▶ EXERCISE REQUIREMENTS
Every line that contains the word "Très" should be copied out.

# START OF GIVEN RECORDS

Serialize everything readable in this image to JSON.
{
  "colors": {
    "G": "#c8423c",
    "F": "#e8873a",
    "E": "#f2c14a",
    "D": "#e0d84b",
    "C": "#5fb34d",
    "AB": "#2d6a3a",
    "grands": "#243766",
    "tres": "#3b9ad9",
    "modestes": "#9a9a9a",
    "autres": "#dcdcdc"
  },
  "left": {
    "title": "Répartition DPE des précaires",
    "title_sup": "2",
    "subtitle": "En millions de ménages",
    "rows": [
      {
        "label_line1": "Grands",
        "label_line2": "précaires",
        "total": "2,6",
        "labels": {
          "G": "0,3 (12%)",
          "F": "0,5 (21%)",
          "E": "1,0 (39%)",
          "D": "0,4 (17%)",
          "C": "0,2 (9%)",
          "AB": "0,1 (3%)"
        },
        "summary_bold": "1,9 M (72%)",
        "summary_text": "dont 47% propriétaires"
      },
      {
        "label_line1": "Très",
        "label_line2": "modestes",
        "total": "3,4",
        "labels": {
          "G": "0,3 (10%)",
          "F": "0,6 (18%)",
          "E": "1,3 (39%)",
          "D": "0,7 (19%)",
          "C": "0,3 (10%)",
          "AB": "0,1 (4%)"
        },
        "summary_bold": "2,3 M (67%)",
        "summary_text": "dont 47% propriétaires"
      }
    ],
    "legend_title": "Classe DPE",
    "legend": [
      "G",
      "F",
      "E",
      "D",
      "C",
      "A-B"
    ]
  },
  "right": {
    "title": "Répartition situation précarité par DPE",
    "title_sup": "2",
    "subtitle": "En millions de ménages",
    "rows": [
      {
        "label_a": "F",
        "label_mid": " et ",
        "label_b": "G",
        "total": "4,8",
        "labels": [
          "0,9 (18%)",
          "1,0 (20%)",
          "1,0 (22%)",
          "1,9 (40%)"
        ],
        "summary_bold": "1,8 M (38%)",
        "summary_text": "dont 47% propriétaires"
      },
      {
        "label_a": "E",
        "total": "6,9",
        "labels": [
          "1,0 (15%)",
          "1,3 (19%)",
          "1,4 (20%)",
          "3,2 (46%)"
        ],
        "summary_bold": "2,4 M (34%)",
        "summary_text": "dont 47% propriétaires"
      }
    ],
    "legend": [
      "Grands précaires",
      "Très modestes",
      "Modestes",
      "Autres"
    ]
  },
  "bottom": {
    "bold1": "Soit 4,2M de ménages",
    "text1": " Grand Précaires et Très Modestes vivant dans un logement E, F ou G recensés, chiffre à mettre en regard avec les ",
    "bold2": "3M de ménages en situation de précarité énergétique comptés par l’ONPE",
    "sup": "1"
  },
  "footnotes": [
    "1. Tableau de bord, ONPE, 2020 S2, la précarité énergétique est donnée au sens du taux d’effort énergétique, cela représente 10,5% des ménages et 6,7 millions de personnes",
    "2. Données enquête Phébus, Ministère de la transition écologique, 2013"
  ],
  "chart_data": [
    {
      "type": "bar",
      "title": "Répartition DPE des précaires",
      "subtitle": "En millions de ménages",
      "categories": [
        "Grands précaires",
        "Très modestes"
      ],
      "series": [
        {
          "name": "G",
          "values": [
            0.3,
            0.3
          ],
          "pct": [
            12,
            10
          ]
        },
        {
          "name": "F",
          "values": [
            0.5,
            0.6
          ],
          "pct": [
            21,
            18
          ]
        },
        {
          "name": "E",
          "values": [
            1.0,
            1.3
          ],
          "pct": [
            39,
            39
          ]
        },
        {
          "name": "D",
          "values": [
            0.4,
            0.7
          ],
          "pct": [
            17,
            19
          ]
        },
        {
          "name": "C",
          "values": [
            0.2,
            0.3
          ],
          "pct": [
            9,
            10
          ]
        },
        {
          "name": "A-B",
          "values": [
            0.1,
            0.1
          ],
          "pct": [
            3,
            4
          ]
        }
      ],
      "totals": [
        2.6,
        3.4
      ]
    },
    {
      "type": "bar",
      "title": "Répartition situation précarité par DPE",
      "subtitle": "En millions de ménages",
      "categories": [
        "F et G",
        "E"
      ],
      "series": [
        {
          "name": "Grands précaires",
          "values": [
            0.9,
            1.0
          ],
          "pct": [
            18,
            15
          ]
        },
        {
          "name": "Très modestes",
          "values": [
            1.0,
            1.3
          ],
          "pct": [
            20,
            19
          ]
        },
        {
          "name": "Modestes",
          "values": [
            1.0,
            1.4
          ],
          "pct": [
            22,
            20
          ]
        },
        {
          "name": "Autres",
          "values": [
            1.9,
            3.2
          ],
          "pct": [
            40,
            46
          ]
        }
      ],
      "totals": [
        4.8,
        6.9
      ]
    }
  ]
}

# END OF GIVEN RECORDS

▶ WRITTEN RESPONSE
        "label_line1": "Très",
      "Très modestes",
    "text1": " Grand Précaires et Très Modestes vivant dans un logement E, F ou G recensés, chiffre à mettre en regard avec les ",
        "Très modestes"
          "name": "Très modestes",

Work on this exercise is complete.